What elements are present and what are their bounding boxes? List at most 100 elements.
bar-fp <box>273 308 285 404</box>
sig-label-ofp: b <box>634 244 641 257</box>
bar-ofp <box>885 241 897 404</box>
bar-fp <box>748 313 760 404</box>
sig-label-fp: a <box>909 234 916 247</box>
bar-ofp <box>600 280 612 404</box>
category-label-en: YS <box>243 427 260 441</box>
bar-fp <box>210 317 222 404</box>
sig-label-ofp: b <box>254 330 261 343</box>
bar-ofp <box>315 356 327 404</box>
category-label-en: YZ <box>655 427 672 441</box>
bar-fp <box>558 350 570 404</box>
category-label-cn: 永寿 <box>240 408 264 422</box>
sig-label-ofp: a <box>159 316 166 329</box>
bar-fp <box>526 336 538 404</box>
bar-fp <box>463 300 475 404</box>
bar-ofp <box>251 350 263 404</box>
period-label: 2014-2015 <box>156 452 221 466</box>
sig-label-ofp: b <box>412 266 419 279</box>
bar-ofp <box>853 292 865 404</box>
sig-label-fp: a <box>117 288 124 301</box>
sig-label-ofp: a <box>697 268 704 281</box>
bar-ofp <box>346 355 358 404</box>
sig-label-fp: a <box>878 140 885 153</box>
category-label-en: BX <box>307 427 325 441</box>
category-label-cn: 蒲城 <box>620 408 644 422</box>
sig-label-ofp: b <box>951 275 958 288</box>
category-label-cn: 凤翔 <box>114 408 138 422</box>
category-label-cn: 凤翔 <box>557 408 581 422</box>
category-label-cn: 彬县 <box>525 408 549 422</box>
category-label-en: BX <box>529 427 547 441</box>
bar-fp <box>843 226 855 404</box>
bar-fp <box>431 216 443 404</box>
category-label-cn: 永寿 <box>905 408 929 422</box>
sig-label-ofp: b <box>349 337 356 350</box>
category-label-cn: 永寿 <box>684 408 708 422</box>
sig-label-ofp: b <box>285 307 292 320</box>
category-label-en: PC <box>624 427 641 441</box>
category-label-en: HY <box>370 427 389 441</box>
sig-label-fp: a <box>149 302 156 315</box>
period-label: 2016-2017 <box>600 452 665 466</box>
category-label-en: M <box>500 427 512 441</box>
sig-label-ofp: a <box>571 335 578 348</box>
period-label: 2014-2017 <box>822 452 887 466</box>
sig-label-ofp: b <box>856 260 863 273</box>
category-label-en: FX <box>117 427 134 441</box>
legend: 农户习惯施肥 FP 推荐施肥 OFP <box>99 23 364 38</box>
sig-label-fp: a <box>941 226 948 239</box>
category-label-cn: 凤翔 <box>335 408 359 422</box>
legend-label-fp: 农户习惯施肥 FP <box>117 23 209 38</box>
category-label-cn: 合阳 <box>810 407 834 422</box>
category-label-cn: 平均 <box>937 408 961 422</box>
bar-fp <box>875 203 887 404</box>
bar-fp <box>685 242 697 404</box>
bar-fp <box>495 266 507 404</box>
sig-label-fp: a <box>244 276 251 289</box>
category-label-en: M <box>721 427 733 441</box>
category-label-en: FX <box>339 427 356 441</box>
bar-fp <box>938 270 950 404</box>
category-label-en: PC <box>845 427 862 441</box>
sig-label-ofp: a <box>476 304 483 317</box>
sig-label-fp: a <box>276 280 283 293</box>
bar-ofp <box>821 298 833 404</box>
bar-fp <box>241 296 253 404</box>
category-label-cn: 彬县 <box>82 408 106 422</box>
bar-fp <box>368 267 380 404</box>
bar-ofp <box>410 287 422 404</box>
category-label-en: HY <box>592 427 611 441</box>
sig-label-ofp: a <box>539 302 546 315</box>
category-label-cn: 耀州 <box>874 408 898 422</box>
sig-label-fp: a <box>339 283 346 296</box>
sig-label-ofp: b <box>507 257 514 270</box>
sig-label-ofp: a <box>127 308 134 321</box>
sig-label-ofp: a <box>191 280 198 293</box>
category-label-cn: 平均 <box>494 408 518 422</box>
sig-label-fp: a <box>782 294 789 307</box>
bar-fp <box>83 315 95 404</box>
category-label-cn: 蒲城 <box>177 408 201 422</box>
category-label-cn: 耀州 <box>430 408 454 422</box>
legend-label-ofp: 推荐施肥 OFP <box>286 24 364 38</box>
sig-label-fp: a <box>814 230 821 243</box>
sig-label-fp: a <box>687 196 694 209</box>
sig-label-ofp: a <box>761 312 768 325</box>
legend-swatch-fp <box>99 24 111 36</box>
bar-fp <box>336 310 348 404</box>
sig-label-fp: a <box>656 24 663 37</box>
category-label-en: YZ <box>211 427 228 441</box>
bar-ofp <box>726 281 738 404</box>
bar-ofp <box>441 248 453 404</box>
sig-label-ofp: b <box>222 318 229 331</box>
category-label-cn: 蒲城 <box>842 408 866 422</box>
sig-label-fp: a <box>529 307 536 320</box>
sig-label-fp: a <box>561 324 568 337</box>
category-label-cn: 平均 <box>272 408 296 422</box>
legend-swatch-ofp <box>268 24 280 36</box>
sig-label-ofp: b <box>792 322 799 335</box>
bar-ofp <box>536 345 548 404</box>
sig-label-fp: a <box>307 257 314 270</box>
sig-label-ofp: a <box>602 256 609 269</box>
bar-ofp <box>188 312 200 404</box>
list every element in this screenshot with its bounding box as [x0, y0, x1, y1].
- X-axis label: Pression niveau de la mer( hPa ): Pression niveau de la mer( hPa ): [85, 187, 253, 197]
☆ ☆ ☆
Instruções do exercício » Reproduza as linhas de todos os itens acima, sem alterar nenhum caractere.

Solução da tarefa »
What elements are present and what are their bounding boxes? List at most 100 elements.
bar-fp <box>273 308 285 404</box>
sig-label-ofp: b <box>634 244 641 257</box>
bar-ofp <box>885 241 897 404</box>
bar-fp <box>748 313 760 404</box>
sig-label-fp: a <box>909 234 916 247</box>
bar-ofp <box>600 280 612 404</box>
category-label-en: YS <box>243 427 260 441</box>
bar-fp <box>210 317 222 404</box>
sig-label-ofp: b <box>254 330 261 343</box>
bar-ofp <box>315 356 327 404</box>
category-label-en: YZ <box>655 427 672 441</box>
bar-fp <box>558 350 570 404</box>
category-label-cn: 永寿 <box>240 408 264 422</box>
sig-label-ofp: a <box>159 316 166 329</box>
bar-fp <box>526 336 538 404</box>
bar-fp <box>463 300 475 404</box>
bar-ofp <box>251 350 263 404</box>
period-label: 2014-2015 <box>156 452 221 466</box>
sig-label-ofp: b <box>412 266 419 279</box>
bar-ofp <box>853 292 865 404</box>
sig-label-fp: a <box>117 288 124 301</box>
sig-label-ofp: a <box>697 268 704 281</box>
bar-ofp <box>346 355 358 404</box>
sig-label-fp: a <box>878 140 885 153</box>
category-label-en: BX <box>307 427 325 441</box>
category-label-cn: 蒲城 <box>620 408 644 422</box>
sig-label-ofp: b <box>951 275 958 288</box>
category-label-cn: 凤翔 <box>114 408 138 422</box>
category-label-cn: 凤翔 <box>557 408 581 422</box>
category-label-cn: 彬县 <box>525 408 549 422</box>
category-label-en: BX <box>529 427 547 441</box>
bar-fp <box>843 226 855 404</box>
bar-fp <box>431 216 443 404</box>
category-label-cn: 永寿 <box>905 408 929 422</box>
sig-label-ofp: b <box>349 337 356 350</box>
category-label-cn: 永寿 <box>684 408 708 422</box>
sig-label-ofp: b <box>285 307 292 320</box>
category-label-en: PC <box>624 427 641 441</box>
category-label-en: HY <box>370 427 389 441</box>
sig-label-fp: a <box>149 302 156 315</box>
period-label: 2016-2017 <box>600 452 665 466</box>
category-label-en: M <box>500 427 512 441</box>
sig-label-ofp: a <box>571 335 578 348</box>
period-label: 2014-2017 <box>822 452 887 466</box>
sig-label-ofp: b <box>856 260 863 273</box>
category-label-en: FX <box>117 427 134 441</box>
legend: 农户习惯施肥 FP 推荐施肥 OFP <box>99 23 364 38</box>
sig-label-fp: a <box>941 226 948 239</box>
category-label-cn: 凤翔 <box>335 408 359 422</box>
legend-label-fp: 农户习惯施肥 FP <box>117 23 209 38</box>
category-label-cn: 合阳 <box>810 407 834 422</box>
category-label-cn: 平均 <box>937 408 961 422</box>
bar-fp <box>875 203 887 404</box>
bar-fp <box>685 242 697 404</box>
bar-fp <box>495 266 507 404</box>
sig-label-fp: a <box>244 276 251 289</box>
category-label-en: M <box>721 427 733 441</box>
category-label-en: FX <box>339 427 356 441</box>
bar-fp <box>938 270 950 404</box>
category-label-en: PC <box>845 427 862 441</box>
sig-label-ofp: a <box>476 304 483 317</box>
sig-label-fp: a <box>276 280 283 293</box>
bar-ofp <box>821 298 833 404</box>
bar-fp <box>241 296 253 404</box>
category-label-cn: 彬县 <box>82 408 106 422</box>
bar-fp <box>368 267 380 404</box>
bar-ofp <box>410 287 422 404</box>
category-label-en: HY <box>592 427 611 441</box>
sig-label-ofp: a <box>539 302 546 315</box>
category-label-cn: 耀州 <box>874 408 898 422</box>
sig-label-fp: a <box>339 283 346 296</box>
sig-label-ofp: b <box>507 257 514 270</box>
sig-label-ofp: a <box>127 308 134 321</box>
sig-label-ofp: a <box>191 280 198 293</box>
category-label-cn: 平均 <box>494 408 518 422</box>
sig-label-fp: a <box>782 294 789 307</box>
bar-fp <box>83 315 95 404</box>
category-label-cn: 蒲城 <box>177 408 201 422</box>
category-label-cn: 耀州 <box>430 408 454 422</box>
legend-label-ofp: 推荐施肥 OFP <box>286 24 364 38</box>
sig-label-fp: a <box>814 230 821 243</box>
sig-label-fp: a <box>687 196 694 209</box>
sig-label-ofp: a <box>761 312 768 325</box>
legend-swatch-fp <box>99 24 111 36</box>
bar-fp <box>336 310 348 404</box>
sig-label-fp: a <box>656 24 663 37</box>
category-label-en: YZ <box>211 427 228 441</box>
bar-ofp <box>726 281 738 404</box>
bar-ofp <box>441 248 453 404</box>
sig-label-ofp: b <box>222 318 229 331</box>
category-label-cn: 蒲城 <box>842 408 866 422</box>
sig-label-fp: a <box>529 307 536 320</box>
sig-label-fp: a <box>561 324 568 337</box>
category-label-cn: 平均 <box>272 408 296 422</box>
legend-swatch-ofp <box>268 24 280 36</box>
sig-label-ofp: b <box>792 322 799 335</box>
bar-ofp <box>536 345 548 404</box>
sig-label-fp: a <box>307 257 314 270</box>
sig-label-ofp: a <box>602 256 609 269</box>
bar-ofp <box>188 312 200 404</box>
list every element in this screenshot with its bounding box as [x0, y0, x1, y1].
- X-axis label: Pression niveau de la mer( hPa ): Pression niveau de la mer( hPa ): [85, 187, 253, 197]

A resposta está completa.